Look for "value" in each line of the entries, and return the matching lines.

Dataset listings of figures
§
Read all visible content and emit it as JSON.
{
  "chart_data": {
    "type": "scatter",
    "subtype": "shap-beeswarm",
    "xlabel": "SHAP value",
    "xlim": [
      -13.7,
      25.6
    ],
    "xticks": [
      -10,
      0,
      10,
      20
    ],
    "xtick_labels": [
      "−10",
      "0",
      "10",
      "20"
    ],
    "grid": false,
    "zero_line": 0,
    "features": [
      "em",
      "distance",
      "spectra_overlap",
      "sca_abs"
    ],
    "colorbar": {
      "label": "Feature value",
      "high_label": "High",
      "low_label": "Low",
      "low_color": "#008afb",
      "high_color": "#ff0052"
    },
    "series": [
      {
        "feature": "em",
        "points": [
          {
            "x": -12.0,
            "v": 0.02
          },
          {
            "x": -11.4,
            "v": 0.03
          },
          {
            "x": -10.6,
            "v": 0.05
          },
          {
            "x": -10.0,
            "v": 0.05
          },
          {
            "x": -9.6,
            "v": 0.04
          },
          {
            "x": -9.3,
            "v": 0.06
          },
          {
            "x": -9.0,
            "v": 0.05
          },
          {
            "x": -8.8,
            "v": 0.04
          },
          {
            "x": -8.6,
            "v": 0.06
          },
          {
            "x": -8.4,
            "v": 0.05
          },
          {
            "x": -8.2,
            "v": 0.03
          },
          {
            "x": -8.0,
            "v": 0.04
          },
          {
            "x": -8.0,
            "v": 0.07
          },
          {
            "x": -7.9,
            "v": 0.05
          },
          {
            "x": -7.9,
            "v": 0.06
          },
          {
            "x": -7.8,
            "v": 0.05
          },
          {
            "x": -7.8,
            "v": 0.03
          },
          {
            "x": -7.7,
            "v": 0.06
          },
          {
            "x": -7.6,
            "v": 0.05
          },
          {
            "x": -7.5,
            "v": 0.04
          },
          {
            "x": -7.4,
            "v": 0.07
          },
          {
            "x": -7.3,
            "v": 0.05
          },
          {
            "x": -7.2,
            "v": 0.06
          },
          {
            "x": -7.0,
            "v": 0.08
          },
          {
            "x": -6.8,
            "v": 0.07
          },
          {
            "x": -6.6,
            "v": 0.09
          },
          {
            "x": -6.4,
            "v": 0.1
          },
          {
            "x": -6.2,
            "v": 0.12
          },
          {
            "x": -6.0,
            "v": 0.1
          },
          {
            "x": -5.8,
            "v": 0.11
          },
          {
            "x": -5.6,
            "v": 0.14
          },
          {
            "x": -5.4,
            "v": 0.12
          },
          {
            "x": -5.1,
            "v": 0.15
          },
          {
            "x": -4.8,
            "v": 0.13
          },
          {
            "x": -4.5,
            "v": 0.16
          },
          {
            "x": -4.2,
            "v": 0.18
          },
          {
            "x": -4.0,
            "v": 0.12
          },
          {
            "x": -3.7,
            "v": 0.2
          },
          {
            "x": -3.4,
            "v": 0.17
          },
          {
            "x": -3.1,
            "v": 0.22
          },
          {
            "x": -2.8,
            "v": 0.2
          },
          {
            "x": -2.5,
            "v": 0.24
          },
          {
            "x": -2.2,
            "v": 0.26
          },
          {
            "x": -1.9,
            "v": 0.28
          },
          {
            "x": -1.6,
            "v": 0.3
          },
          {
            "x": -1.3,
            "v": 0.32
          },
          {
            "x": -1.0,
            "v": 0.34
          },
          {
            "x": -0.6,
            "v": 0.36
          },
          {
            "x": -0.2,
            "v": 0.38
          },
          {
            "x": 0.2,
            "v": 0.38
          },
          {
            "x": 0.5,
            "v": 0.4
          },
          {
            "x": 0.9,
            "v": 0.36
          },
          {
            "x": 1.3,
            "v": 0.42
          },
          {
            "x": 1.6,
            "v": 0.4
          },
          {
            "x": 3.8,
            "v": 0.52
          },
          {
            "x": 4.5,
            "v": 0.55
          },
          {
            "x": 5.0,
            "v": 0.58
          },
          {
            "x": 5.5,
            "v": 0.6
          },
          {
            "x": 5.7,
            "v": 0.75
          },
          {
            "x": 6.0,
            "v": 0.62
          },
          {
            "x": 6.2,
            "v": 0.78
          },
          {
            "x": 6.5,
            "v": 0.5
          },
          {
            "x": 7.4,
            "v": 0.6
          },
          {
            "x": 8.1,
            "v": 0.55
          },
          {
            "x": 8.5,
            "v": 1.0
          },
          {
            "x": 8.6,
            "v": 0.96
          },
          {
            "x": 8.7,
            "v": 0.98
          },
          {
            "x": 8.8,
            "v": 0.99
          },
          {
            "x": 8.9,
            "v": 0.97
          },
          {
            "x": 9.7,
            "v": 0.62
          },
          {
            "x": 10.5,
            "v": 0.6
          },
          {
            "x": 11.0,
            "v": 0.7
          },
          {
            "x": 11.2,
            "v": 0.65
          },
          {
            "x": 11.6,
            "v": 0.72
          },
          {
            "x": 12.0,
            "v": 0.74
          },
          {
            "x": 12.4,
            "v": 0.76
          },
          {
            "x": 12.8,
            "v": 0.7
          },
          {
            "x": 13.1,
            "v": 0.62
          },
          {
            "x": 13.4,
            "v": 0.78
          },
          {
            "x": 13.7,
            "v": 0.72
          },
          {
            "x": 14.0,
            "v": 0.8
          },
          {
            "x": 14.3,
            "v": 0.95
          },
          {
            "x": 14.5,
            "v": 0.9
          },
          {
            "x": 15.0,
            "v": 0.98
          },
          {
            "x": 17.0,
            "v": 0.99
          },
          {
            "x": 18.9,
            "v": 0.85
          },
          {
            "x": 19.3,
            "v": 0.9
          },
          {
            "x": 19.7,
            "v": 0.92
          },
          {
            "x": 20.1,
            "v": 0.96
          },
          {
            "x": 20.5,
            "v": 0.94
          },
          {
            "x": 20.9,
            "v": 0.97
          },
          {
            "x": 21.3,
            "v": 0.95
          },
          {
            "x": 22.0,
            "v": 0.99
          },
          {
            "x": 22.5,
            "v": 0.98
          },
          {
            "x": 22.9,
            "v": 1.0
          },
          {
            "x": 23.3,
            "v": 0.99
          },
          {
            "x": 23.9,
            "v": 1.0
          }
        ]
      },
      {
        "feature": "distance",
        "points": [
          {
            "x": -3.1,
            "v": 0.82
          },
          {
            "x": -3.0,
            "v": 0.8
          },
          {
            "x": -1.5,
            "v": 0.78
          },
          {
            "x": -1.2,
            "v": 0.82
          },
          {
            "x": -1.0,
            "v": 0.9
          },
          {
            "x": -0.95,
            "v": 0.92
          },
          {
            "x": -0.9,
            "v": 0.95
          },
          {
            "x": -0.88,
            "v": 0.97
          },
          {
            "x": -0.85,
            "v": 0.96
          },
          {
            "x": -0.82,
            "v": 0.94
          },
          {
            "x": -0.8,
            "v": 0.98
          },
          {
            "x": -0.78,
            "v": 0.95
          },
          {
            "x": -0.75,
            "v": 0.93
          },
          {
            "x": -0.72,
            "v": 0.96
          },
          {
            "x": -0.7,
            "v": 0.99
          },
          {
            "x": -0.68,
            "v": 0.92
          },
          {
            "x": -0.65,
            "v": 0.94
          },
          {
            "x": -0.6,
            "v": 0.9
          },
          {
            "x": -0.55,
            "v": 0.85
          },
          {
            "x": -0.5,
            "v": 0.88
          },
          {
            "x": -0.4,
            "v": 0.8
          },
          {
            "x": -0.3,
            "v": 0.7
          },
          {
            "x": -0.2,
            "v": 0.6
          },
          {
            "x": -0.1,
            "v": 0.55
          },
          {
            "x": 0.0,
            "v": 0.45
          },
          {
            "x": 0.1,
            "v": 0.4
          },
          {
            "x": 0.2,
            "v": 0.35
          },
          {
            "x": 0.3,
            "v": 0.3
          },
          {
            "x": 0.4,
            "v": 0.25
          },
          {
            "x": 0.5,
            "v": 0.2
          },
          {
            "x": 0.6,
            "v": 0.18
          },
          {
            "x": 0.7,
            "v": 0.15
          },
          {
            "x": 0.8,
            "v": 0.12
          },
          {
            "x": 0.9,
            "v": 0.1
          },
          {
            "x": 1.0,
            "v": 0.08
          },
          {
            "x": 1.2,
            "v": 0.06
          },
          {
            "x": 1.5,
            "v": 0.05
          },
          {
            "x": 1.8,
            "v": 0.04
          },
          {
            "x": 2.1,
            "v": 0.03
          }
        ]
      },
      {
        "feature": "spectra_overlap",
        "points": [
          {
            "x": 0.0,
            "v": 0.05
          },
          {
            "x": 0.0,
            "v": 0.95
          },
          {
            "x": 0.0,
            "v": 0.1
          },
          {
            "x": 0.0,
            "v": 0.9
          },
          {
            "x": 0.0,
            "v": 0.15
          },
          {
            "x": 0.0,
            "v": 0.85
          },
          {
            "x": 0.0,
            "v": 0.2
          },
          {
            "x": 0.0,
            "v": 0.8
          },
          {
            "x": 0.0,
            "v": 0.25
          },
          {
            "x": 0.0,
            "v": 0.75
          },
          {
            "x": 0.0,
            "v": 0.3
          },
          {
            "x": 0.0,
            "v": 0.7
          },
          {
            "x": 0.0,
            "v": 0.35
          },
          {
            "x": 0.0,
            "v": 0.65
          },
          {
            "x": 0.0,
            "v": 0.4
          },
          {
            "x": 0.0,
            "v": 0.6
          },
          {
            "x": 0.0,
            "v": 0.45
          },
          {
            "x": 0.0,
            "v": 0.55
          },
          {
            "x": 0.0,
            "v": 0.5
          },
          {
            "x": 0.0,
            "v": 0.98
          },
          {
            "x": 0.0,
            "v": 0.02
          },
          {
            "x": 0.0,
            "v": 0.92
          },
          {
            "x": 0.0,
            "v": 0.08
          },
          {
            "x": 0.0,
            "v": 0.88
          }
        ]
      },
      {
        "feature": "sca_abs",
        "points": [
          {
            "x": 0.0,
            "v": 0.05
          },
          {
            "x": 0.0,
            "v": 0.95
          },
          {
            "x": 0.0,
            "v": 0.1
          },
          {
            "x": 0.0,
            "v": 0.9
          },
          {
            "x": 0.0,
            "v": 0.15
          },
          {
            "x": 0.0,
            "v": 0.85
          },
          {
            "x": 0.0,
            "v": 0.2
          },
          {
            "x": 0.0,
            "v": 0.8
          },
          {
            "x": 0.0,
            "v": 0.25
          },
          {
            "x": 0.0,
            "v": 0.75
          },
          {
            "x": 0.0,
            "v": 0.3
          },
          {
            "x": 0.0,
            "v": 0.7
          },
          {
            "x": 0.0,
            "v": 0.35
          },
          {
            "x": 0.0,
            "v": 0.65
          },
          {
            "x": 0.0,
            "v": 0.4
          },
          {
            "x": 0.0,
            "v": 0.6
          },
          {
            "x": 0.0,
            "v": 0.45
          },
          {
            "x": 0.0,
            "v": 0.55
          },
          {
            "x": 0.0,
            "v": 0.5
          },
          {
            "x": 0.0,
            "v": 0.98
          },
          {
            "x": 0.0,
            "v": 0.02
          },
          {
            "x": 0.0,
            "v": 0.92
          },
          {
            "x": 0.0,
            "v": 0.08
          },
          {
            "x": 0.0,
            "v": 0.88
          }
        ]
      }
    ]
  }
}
§
Finished task –
    "xlabel": "SHAP value",
      "label": "Feature value",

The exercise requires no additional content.